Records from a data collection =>
=-=-=
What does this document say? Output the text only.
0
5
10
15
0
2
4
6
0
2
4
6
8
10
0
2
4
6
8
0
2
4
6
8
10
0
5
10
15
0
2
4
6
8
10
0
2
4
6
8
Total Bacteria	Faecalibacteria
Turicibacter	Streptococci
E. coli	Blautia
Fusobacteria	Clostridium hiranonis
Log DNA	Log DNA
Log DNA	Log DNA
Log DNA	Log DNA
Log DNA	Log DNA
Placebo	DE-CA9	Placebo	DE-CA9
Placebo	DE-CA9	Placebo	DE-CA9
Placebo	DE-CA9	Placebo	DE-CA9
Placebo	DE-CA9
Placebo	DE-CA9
=-=-=
Task to carry out => Output the entire set of records exactly as shown.

Solution =>
What does this document say? Output the text only.
0
5
10
15
0
2
4
6
0
2
4
6
8
10
0
2
4
6
8
0
2
4
6
8
10
0
5
10
15
0
2
4
6
8
10
0
2
4
6
8
Total Bacteria	Faecalibacteria
Turicibacter	Streptococci
E. coli	Blautia
Fusobacteria	Clostridium hiranonis
Log DNA	Log DNA
Log DNA	Log DNA
Log DNA	Log DNA
Log DNA	Log DNA
Placebo	DE-CA9	Placebo	DE-CA9
Placebo	DE-CA9	Placebo	DE-CA9
Placebo	DE-CA9	Placebo	DE-CA9
Placebo	DE-CA9
Placebo	DE-CA9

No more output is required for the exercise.